[Saved entries]
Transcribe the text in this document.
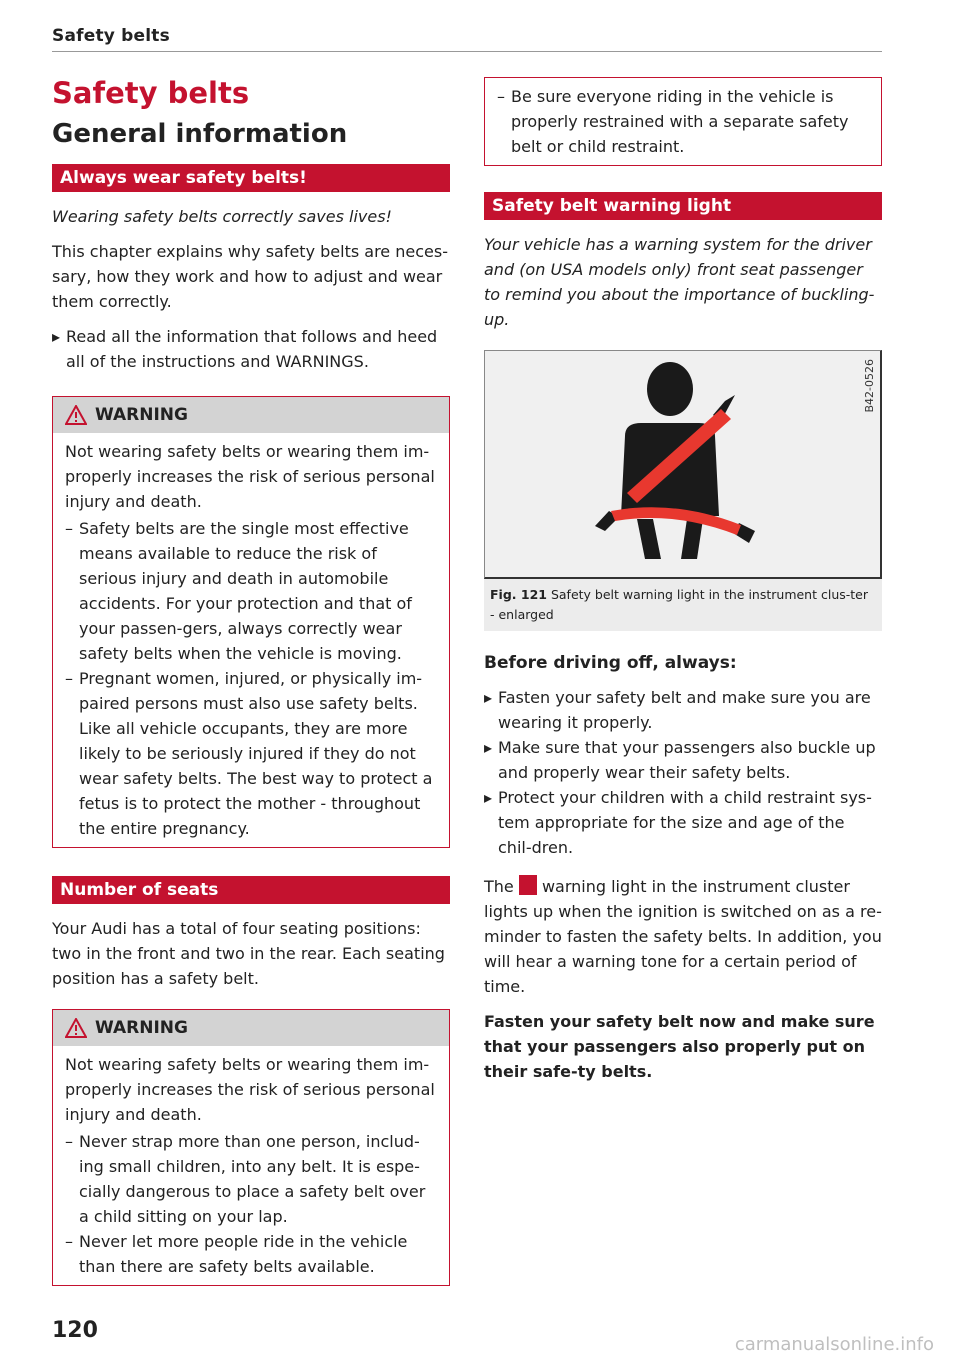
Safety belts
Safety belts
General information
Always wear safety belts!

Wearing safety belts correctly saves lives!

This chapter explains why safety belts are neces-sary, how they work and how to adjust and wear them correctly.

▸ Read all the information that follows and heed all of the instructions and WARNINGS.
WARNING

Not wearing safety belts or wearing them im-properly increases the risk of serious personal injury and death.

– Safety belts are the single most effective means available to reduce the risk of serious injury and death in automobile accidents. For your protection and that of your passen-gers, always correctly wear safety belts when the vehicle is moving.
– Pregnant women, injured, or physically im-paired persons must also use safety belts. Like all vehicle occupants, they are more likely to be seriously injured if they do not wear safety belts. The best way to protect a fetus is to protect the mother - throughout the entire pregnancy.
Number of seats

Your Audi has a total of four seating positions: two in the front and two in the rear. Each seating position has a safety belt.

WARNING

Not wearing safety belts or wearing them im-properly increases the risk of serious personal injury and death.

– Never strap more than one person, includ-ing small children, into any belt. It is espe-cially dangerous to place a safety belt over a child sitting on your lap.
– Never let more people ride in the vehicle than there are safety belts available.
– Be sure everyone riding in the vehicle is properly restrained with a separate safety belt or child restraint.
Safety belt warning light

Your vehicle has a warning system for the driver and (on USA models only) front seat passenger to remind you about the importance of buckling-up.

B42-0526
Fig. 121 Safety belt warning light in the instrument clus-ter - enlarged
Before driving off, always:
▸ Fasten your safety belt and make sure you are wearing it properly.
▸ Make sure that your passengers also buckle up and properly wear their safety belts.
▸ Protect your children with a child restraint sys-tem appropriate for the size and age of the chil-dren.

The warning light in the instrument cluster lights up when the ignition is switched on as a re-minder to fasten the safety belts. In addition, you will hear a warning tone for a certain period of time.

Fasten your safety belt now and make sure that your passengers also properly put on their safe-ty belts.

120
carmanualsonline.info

...

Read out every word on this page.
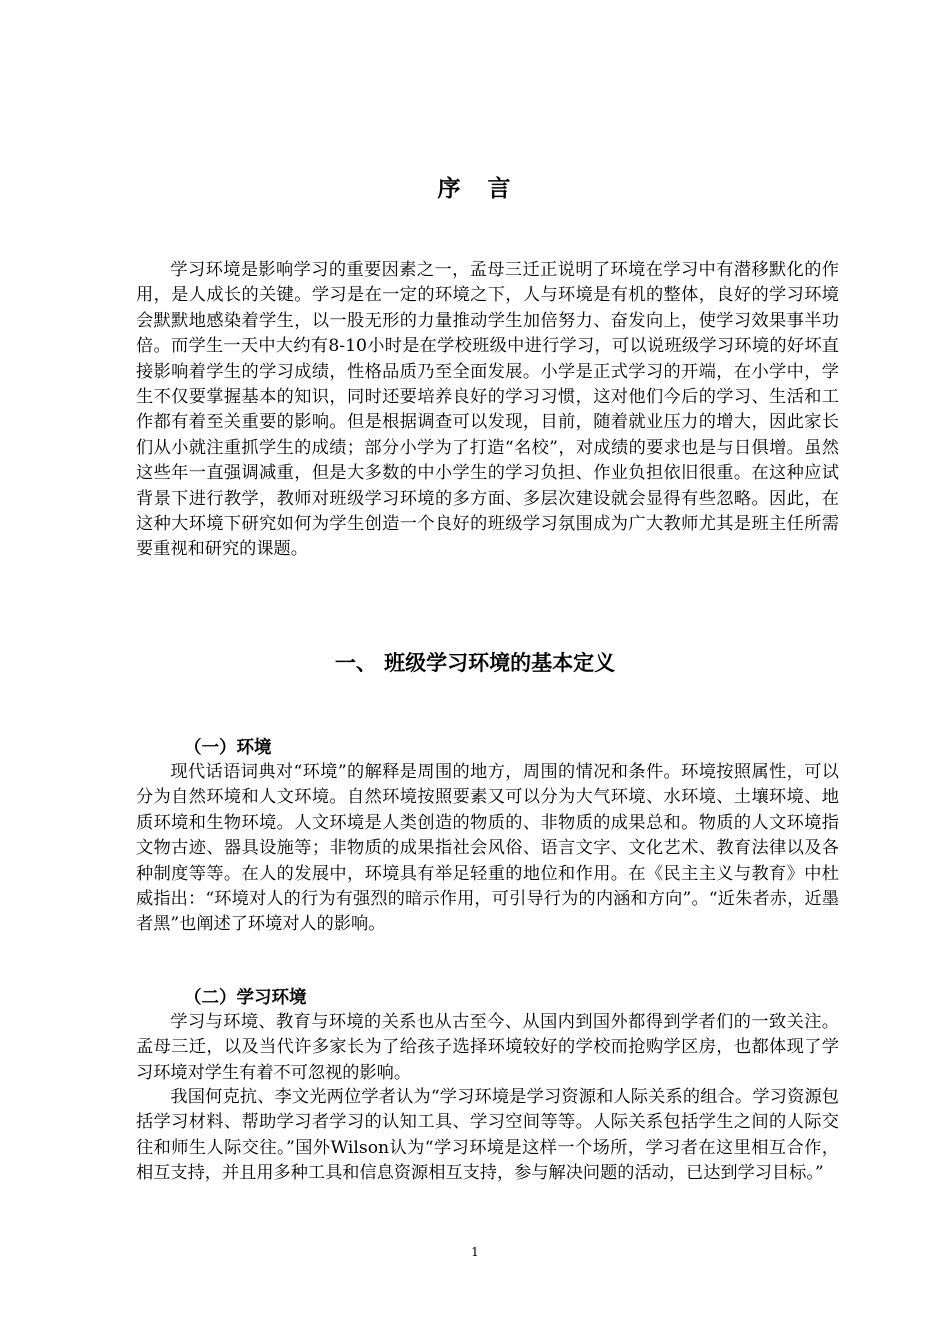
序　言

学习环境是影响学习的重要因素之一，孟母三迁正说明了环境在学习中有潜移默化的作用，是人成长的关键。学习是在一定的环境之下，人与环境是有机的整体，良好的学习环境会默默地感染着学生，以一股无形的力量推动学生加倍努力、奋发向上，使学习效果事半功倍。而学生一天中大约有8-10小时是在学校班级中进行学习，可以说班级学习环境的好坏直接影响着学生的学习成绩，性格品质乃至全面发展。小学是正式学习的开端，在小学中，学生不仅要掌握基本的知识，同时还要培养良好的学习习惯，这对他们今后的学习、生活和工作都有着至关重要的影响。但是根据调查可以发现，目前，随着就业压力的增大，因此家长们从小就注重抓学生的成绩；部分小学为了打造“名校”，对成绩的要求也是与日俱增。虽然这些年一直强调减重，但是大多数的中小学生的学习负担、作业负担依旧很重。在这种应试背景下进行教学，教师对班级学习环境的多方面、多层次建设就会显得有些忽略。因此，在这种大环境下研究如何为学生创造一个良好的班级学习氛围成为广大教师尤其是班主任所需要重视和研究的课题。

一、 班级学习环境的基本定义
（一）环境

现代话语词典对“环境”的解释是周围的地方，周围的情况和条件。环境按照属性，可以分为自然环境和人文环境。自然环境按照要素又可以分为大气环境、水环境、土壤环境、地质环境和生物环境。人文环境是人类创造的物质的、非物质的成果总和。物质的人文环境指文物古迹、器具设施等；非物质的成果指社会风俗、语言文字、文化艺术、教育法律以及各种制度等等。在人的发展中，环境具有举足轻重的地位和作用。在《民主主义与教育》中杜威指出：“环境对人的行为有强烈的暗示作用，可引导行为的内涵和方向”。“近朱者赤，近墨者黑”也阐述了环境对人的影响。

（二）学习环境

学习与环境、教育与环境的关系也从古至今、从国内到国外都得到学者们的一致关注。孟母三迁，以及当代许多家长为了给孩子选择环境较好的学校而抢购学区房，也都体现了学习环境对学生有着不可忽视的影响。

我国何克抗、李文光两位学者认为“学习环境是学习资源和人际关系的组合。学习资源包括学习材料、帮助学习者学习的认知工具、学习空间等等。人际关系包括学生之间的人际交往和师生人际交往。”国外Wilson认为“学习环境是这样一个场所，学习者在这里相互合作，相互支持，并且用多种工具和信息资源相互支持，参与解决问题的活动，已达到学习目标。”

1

---

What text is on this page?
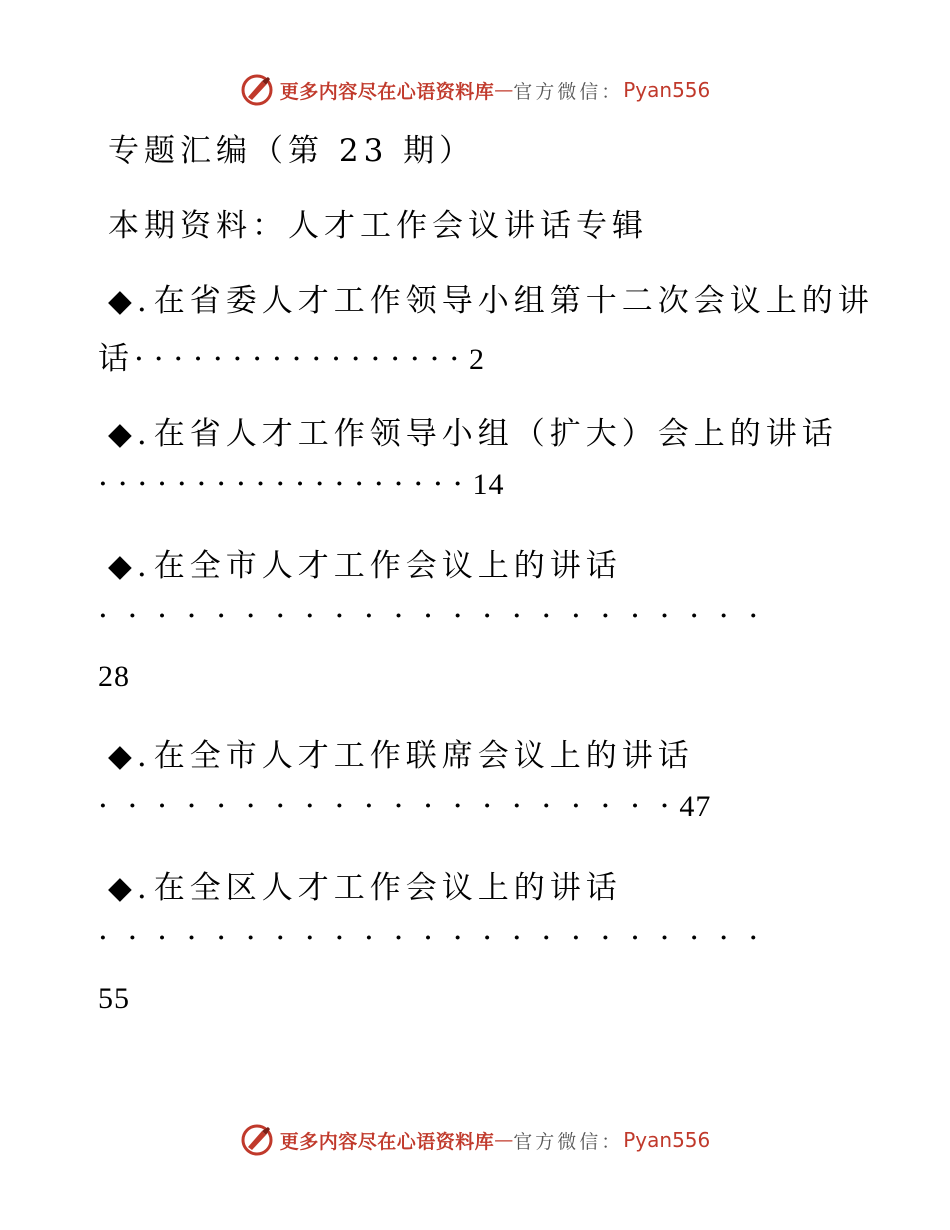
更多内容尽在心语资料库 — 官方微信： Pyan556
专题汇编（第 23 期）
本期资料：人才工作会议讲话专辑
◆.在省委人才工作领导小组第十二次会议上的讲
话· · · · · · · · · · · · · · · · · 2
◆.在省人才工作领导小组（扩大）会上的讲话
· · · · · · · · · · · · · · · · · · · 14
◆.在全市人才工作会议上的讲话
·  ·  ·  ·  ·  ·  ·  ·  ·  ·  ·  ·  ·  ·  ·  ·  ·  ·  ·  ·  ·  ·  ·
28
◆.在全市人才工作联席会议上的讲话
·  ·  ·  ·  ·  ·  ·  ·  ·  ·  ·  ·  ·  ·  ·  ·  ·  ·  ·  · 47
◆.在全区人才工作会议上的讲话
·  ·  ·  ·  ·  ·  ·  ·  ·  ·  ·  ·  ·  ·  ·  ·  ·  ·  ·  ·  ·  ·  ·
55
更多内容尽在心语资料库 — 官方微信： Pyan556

Set problem = Identify each line in the entries with the word "sure" and copy it.

Expected answer =
– Be sure everyone riding in the vehicle is properly restrained with a separate safety belt or child restraint.
▸ Fasten your safety belt and make sure you are wearing it properly.
▸ Make sure that your passengers also buckle up and properly wear their safety belts.
Fasten your safety belt now and make sure that your passengers also properly put on their safe-ty belts.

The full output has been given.